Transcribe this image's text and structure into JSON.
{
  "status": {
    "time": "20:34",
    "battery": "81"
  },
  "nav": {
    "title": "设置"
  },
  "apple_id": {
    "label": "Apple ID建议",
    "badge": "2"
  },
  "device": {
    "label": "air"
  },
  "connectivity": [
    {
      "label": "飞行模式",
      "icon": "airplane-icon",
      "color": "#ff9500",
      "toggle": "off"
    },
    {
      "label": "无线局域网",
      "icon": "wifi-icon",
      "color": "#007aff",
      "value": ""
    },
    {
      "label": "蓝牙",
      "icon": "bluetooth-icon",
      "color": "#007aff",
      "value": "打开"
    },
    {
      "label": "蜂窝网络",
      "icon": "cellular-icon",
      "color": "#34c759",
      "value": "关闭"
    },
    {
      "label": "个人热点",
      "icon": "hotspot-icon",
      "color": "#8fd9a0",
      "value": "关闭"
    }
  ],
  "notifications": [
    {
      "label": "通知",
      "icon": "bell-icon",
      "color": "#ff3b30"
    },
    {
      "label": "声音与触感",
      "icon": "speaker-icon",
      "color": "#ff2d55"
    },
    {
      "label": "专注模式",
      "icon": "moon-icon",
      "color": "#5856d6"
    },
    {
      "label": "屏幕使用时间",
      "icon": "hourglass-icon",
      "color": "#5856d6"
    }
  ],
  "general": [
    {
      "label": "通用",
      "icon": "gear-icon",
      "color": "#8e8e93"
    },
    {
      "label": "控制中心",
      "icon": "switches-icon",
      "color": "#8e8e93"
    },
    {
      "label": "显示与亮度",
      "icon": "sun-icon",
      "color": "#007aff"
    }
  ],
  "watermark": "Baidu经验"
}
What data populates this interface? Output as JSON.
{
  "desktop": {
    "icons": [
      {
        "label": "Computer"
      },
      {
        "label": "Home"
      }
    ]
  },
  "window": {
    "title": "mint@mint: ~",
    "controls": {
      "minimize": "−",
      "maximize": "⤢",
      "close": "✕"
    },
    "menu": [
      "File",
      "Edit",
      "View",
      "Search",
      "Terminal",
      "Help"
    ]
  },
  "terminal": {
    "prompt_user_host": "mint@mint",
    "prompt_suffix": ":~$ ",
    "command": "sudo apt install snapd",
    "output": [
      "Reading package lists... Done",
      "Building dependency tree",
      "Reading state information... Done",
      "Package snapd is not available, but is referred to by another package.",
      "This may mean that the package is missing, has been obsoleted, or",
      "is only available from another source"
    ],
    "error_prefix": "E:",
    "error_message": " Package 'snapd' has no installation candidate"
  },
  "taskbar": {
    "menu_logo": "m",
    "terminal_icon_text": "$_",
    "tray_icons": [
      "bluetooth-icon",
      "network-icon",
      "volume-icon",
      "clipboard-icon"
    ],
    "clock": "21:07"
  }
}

__Instructions to follow__
Looking at the records above, work out how many lines include the word "color", then give that number by itself.

__The reply__
12